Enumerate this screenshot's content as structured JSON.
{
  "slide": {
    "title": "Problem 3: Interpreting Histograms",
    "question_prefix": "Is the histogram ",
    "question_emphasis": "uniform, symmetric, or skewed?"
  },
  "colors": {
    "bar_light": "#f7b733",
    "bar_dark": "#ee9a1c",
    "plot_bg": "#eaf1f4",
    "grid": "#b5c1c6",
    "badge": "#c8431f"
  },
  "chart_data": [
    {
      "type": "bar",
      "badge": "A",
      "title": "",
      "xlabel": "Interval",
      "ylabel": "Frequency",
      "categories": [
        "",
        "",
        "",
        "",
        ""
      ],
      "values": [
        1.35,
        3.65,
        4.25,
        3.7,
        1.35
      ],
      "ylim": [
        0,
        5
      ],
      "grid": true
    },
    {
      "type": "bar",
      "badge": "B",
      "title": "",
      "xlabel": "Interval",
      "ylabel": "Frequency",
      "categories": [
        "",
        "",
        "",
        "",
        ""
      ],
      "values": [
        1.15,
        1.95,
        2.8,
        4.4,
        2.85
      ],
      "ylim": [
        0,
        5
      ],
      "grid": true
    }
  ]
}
-----
→ Exercise objective: Give the entries once more, exactly as they appear.

→ Expected output:
Enumerate this screenshot's content as structured JSON.
{
  "slide": {
    "title": "Problem 3: Interpreting Histograms",
    "question_prefix": "Is the histogram ",
    "question_emphasis": "uniform, symmetric, or skewed?"
  },
  "colors": {
    "bar_light": "#f7b733",
    "bar_dark": "#ee9a1c",
    "plot_bg": "#eaf1f4",
    "grid": "#b5c1c6",
    "badge": "#c8431f"
  },
  "chart_data": [
    {
      "type": "bar",
      "badge": "A",
      "title": "",
      "xlabel": "Interval",
      "ylabel": "Frequency",
      "categories": [
        "",
        "",
        "",
        "",
        ""
      ],
      "values": [
        1.35,
        3.65,
        4.25,
        3.7,
        1.35
      ],
      "ylim": [
        0,
        5
      ],
      "grid": true
    },
    {
      "type": "bar",
      "badge": "B",
      "title": "",
      "xlabel": "Interval",
      "ylabel": "Frequency",
      "categories": [
        "",
        "",
        "",
        "",
        ""
      ],
      "values": [
        1.15,
        1.95,
        2.8,
        4.4,
        2.85
      ],
      "ylim": [
        0,
        5
      ],
      "grid": true
    }
  ]
}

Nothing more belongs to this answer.